# [SHORT EXERCISE]
Turn each line of the records below into a string in a JSON list, with one string per line and blank lines left out.

A data block:

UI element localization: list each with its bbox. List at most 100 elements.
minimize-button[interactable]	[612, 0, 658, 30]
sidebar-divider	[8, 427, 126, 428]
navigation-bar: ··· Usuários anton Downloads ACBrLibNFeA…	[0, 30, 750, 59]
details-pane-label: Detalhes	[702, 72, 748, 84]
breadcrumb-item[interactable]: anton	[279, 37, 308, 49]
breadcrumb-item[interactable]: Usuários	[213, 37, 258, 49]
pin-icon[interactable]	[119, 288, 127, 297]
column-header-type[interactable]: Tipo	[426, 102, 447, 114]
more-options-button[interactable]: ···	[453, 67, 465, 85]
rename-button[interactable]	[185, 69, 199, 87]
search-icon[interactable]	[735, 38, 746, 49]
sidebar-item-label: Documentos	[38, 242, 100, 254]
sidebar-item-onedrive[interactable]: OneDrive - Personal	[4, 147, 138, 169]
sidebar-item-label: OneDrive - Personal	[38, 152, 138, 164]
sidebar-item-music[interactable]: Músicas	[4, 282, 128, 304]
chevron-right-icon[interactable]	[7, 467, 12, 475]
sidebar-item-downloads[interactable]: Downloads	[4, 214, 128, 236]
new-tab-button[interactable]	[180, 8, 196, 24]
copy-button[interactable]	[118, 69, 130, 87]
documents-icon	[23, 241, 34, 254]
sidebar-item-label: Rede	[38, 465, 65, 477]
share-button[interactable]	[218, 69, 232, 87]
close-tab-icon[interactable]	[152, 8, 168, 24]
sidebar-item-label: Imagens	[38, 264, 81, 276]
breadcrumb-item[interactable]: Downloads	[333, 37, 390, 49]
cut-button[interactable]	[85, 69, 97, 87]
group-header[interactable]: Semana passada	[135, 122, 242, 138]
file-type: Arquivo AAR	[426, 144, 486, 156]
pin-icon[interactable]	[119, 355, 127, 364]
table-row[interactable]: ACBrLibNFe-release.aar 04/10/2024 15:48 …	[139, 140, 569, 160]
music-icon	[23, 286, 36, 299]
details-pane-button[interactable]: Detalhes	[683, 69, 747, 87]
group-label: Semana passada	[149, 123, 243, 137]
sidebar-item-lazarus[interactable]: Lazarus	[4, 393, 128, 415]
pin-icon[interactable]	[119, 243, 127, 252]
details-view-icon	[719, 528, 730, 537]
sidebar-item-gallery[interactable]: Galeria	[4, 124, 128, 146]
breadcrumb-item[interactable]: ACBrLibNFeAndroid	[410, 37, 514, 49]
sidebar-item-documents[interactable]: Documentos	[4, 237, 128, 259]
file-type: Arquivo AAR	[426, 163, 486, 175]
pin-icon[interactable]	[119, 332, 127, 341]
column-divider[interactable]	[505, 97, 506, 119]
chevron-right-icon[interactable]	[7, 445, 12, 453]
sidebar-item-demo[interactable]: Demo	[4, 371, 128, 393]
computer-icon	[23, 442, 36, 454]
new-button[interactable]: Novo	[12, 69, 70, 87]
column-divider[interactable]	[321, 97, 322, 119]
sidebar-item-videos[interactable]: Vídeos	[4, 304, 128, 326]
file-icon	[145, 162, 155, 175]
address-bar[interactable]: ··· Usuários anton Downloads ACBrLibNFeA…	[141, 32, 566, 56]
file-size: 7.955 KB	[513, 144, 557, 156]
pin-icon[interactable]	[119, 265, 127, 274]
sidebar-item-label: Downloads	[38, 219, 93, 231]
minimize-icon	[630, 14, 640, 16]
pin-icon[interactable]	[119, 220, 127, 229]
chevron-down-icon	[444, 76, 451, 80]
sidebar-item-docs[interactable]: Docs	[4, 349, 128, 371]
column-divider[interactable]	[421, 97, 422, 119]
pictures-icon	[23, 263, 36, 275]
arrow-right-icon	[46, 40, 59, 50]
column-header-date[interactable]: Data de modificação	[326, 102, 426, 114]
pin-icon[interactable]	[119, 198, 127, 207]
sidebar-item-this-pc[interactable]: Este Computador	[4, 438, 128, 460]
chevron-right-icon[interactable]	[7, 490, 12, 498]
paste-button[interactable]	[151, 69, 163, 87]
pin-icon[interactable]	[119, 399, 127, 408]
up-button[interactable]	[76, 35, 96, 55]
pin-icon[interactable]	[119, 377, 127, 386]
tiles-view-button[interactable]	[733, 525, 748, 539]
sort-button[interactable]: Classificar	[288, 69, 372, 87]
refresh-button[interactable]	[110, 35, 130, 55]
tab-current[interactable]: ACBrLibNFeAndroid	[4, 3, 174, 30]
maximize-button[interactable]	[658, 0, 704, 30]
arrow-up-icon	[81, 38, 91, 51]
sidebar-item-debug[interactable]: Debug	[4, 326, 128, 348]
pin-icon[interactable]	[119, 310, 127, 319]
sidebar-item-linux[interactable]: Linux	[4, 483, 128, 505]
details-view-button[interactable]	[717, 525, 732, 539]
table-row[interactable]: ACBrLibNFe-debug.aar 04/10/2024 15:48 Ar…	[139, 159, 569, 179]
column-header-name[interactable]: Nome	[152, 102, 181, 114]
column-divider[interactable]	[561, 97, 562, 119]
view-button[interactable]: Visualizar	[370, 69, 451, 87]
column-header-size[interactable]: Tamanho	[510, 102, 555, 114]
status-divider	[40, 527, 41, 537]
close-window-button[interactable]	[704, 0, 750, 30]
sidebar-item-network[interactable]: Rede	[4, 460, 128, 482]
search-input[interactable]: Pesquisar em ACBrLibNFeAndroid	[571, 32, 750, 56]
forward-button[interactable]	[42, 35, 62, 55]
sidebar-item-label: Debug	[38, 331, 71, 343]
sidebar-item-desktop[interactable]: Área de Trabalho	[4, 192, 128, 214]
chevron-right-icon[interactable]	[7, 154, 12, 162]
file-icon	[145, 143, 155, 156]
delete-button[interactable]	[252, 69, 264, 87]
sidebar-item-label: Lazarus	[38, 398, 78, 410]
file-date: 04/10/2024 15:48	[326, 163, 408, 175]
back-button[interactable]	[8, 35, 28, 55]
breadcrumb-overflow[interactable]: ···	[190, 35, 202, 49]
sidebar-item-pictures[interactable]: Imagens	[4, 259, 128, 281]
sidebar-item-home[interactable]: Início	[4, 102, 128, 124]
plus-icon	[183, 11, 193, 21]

# [RIGHT ANSWER]
[
  "UI element localization: list each with its bbox. List at most 100 elements.",
  "minimize-button[interactable]\t[612, 0, 658, 30]",
  "sidebar-divider\t[8, 427, 126, 428]",
  "navigation-bar: ··· Usuários anton Downloads ACBrLibNFeA…\t[0, 30, 750, 59]",
  "details-pane-label: Detalhes\t[702, 72, 748, 84]",
  "breadcrumb-item[interactable]: anton\t[279, 37, 308, 49]",
  "breadcrumb-item[interactable]: Usuários\t[213, 37, 258, 49]",
  "pin-icon[interactable]\t[119, 288, 127, 297]",
  "column-header-type[interactable]: Tipo\t[426, 102, 447, 114]",
  "more-options-button[interactable]: ···\t[453, 67, 465, 85]",
  "rename-button[interactable]\t[185, 69, 199, 87]",
  "search-icon[interactable]\t[735, 38, 746, 49]",
  "sidebar-item-label: Documentos\t[38, 242, 100, 254]",
  "sidebar-item-onedrive[interactable]: OneDrive - Personal\t[4, 147, 138, 169]",
  "sidebar-item-label: OneDrive - Personal\t[38, 152, 138, 164]",
  "sidebar-item-music[interactable]: Músicas\t[4, 282, 128, 304]",
  "chevron-right-icon[interactable]\t[7, 467, 12, 475]",
  "sidebar-item-downloads[interactable]: Downloads\t[4, 214, 128, 236]",
  "new-tab-button[interactable]\t[180, 8, 196, 24]",
  "copy-button[interactable]\t[118, 69, 130, 87]",
  "documents-icon\t[23, 241, 34, 254]",
  "sidebar-item-label: Rede\t[38, 465, 65, 477]",
  "share-button[interactable]\t[218, 69, 232, 87]",
  "close-tab-icon[interactable]\t[152, 8, 168, 24]",
  "sidebar-item-label: Imagens\t[38, 264, 81, 276]",
  "breadcrumb-item[interactable]: Downloads\t[333, 37, 390, 49]",
  "cut-button[interactable]\t[85, 69, 97, 87]",
  "group-header[interactable]: Semana passada\t[135, 122, 242, 138]",
  "file-type: Arquivo AAR\t[426, 144, 486, 156]",
  "pin-icon[interactable]\t[119, 355, 127, 364]",
  "table-row[interactable]: ACBrLibNFe-release.aar 04/10/2024 15:48 …\t[139, 140, 569, 160]",
  "music-icon\t[23, 286, 36, 299]",
  "details-pane-button[interactable]: Detalhes\t[683, 69, 747, 87]",
  "group-label: Semana passada\t[149, 123, 243, 137]",
  "sidebar-item-lazarus[interactable]: Lazarus\t[4, 393, 128, 415]",
  "pin-icon[interactable]\t[119, 243, 127, 252]",
  "details-view-icon\t[719, 528, 730, 537]",
  "sidebar-item-gallery[interactable]: Galeria\t[4, 124, 128, 146]",
  "breadcrumb-item[interactable]: ACBrLibNFeAndroid\t[410, 37, 514, 49]",
  "sidebar-item-documents[interactable]: Documentos\t[4, 237, 128, 259]",
  "file-type: Arquivo AAR\t[426, 163, 486, 175]",
  "pin-icon[interactable]\t[119, 332, 127, 341]",
  "column-divider[interactable]\t[505, 97, 506, 119]",
  "chevron-right-icon[interactable]\t[7, 445, 12, 453]",
  "sidebar-item-demo[interactable]: Demo\t[4, 371, 128, 393]",
  "computer-icon\t[23, 442, 36, 454]",
  "new-button[interactable]: Novo\t[12, 69, 70, 87]",
  "column-divider[interactable]\t[321, 97, 322, 119]",
  "sidebar-item-videos[interactable]: Vídeos\t[4, 304, 128, 326]",
  "file-icon\t[145, 162, 155, 175]",
  "address-bar[interactable]: ··· Usuários anton Downloads ACBrLibNFeA…\t[141, 32, 566, 56]",
  "file-size: 7.955 KB\t[513, 144, 557, 156]",
  "pin-icon[interactable]\t[119, 265, 127, 274]",
  "sidebar-item-label: Downloads\t[38, 219, 93, 231]",
  "minimize-icon\t[630, 14, 640, 16]",
  "pin-icon[interactable]\t[119, 220, 127, 229]",
  "chevron-down-icon\t[444, 76, 451, 80]",
  "sidebar-item-docs[interactable]: Docs\t[4, 349, 128, 371]",
  "column-divider[interactable]\t[421, 97, 422, 119]",
  "pictures-icon\t[23, 263, 36, 275]",
  "arrow-right-icon\t[46, 40, 59, 50]",
  "column-header-date[interactable]: Data de modificação\t[326, 102, 426, 114]",
  "pin-icon[interactable]\t[119, 198, 127, 207]",
  "sidebar-item-this-pc[interactable]: Este Computador\t[4, 438, 128, 460]",
  "chevron-right-icon[interactable]\t[7, 490, 12, 498]",
  "paste-button[interactable]\t[151, 69, 163, 87]",
  "pin-icon[interactable]\t[119, 399, 127, 408]",
  "up-button[interactable]\t[76, 35, 96, 55]",
  "pin-icon[interactable]\t[119, 377, 127, 386]",
  "tiles-view-button[interactable]\t[733, 525, 748, 539]",
  "sort-button[interactable]: Classificar\t[288, 69, 372, 87]",
  "refresh-button[interactable]\t[110, 35, 130, 55]",
  "tab-current[interactable]: ACBrLibNFeAndroid\t[4, 3, 174, 30]",
  "maximize-button[interactable]\t[658, 0, 704, 30]",
  "arrow-up-icon\t[81, 38, 91, 51]",
  "sidebar-item-debug[interactable]: Debug\t[4, 326, 128, 348]",
  "pin-icon[interactable]\t[119, 310, 127, 319]",
  "sidebar-item-linux[interactable]: Linux\t[4, 483, 128, 505]",
  "details-view-button[interactable]\t[717, 525, 732, 539]",
  "table-row[interactable]: ACBrLibNFe-debug.aar 04/10/2024 15:48 Ar…\t[139, 159, 569, 179]",
  "column-header-name[interactable]: Nome\t[152, 102, 181, 114]",
  "column-divider[interactable]\t[561, 97, 562, 119]",
  "view-button[interactable]: Visualizar\t[370, 69, 451, 87]",
  "column-header-size[interactable]: Tamanho\t[510, 102, 555, 114]",
  "status-divider\t[40, 527, 41, 537]",
  "close-window-button[interactable]\t[704, 0, 750, 30]",
  "sidebar-item-network[interactable]: Rede\t[4, 460, 128, 482]",
  "search-input[interactable]: Pesquisar em ACBrLibNFeAndroid\t[571, 32, 750, 56]",
  "forward-button[interactable]\t[42, 35, 62, 55]",
  "sidebar-item-label: Debug\t[38, 331, 71, 343]",
  "sidebar-item-desktop[interactable]: Área de Trabalho\t[4, 192, 128, 214]",
  "chevron-right-icon[interactable]\t[7, 154, 12, 162]",
  "file-icon\t[145, 143, 155, 156]",
  "delete-button[interactable]\t[252, 69, 264, 87]",
  "sidebar-item-label: Lazarus\t[38, 398, 78, 410]",
  "file-date: 04/10/2024 15:48\t[326, 163, 408, 175]",
  "back-button[interactable]\t[8, 35, 28, 55]",
  "breadcrumb-overflow[interactable]: ···\t[190, 35, 202, 49]",
  "sidebar-item-pictures[interactable]: Imagens\t[4, 259, 128, 281]",
  "sidebar-item-home[interactable]: Início\t[4, 102, 128, 124]",
  "plus-icon\t[183, 11, 193, 21]"
]